Task to carry out:
Every line that contains the word "Average" should be copied.

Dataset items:
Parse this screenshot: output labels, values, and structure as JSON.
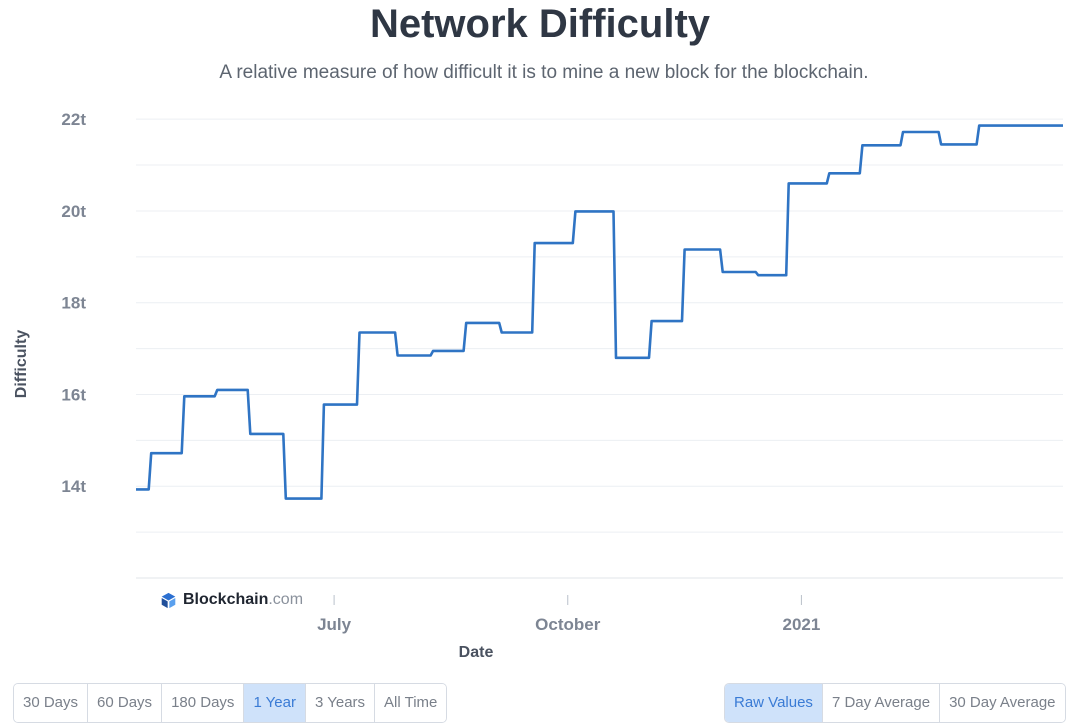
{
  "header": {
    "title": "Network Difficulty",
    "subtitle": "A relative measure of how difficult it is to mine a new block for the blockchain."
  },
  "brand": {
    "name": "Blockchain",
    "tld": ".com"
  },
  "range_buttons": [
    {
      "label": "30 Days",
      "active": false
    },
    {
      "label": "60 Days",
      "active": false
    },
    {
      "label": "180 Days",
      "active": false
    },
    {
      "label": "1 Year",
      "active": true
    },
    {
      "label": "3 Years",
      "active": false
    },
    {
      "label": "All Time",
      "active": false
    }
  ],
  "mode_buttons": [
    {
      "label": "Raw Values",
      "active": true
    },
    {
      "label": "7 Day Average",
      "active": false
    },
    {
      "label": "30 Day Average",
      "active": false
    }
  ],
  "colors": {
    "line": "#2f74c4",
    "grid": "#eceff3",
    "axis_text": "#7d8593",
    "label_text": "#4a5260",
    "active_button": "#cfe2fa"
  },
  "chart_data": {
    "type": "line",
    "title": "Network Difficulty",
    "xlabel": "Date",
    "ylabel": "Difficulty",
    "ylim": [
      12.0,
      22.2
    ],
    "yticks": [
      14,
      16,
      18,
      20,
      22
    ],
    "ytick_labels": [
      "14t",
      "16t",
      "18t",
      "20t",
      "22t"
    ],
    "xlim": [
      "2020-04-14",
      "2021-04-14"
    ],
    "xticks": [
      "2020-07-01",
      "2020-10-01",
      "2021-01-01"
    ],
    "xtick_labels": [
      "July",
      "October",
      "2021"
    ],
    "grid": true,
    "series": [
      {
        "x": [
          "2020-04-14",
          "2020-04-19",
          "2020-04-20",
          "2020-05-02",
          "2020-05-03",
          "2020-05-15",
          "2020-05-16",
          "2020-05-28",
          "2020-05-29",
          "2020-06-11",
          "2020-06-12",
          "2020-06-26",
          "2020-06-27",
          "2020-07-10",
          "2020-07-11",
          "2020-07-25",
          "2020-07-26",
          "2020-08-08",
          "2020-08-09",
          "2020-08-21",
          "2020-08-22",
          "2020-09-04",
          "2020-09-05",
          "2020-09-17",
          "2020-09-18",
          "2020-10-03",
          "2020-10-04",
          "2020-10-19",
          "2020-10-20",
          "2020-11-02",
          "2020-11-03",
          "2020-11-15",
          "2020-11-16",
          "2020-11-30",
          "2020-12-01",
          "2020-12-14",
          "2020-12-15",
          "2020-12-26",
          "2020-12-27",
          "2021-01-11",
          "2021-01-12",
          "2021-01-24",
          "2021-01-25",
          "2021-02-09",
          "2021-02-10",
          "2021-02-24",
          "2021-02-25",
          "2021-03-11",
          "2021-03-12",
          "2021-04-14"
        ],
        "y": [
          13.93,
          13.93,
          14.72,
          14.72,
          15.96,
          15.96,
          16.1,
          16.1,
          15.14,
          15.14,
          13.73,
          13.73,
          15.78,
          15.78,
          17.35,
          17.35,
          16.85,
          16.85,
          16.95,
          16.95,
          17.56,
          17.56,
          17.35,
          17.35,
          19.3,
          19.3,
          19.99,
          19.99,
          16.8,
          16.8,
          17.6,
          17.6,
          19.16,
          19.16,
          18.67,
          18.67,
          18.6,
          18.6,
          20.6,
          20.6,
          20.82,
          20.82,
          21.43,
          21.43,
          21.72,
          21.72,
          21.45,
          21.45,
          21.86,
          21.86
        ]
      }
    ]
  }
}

Finished answer:
      "label": "7 Day Average",
      "label": "30 Day Average",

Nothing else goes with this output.